**The problem**. Leave out the pictures and repeat every record exactly.

___ Exercise input

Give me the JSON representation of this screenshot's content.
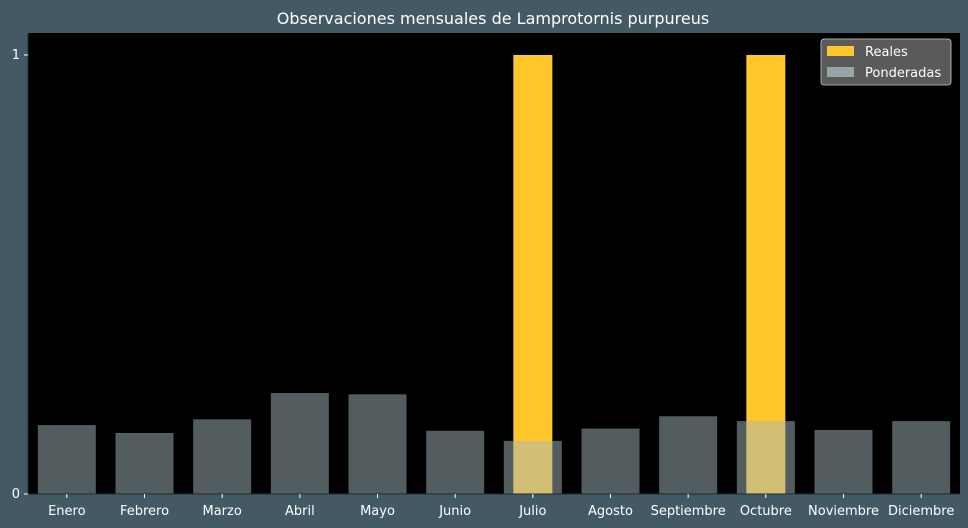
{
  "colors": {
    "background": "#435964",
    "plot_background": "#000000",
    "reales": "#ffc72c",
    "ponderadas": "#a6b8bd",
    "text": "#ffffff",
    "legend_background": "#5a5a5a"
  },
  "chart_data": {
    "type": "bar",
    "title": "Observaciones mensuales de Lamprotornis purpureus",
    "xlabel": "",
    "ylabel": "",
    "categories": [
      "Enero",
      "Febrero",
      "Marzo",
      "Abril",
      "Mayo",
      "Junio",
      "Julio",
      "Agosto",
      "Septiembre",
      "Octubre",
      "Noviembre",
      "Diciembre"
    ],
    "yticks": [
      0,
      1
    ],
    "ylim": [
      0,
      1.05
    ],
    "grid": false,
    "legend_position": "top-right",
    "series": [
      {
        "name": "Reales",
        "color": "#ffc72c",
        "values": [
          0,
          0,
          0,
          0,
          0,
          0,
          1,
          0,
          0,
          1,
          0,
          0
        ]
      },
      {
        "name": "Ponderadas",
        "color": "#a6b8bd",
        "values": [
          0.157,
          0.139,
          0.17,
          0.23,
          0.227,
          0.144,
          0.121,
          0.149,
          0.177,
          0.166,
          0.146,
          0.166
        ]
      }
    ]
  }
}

______

**Response below**.
Give me the JSON representation of this screenshot's content.
{
  "colors": {
    "background": "#435964",
    "plot_background": "#000000",
    "reales": "#ffc72c",
    "ponderadas": "#a6b8bd",
    "text": "#ffffff",
    "legend_background": "#5a5a5a"
  },
  "chart_data": {
    "type": "bar",
    "title": "Observaciones mensuales de Lamprotornis purpureus",
    "xlabel": "",
    "ylabel": "",
    "categories": [
      "Enero",
      "Febrero",
      "Marzo",
      "Abril",
      "Mayo",
      "Junio",
      "Julio",
      "Agosto",
      "Septiembre",
      "Octubre",
      "Noviembre",
      "Diciembre"
    ],
    "yticks": [
      0,
      1
    ],
    "ylim": [
      0,
      1.05
    ],
    "grid": false,
    "legend_position": "top-right",
    "series": [
      {
        "name": "Reales",
        "color": "#ffc72c",
        "values": [
          0,
          0,
          0,
          0,
          0,
          0,
          1,
          0,
          0,
          1,
          0,
          0
        ]
      },
      {
        "name": "Ponderadas",
        "color": "#a6b8bd",
        "values": [
          0.157,
          0.139,
          0.17,
          0.23,
          0.227,
          0.144,
          0.121,
          0.149,
          0.177,
          0.166,
          0.146,
          0.166
        ]
      }
    ]
  }
}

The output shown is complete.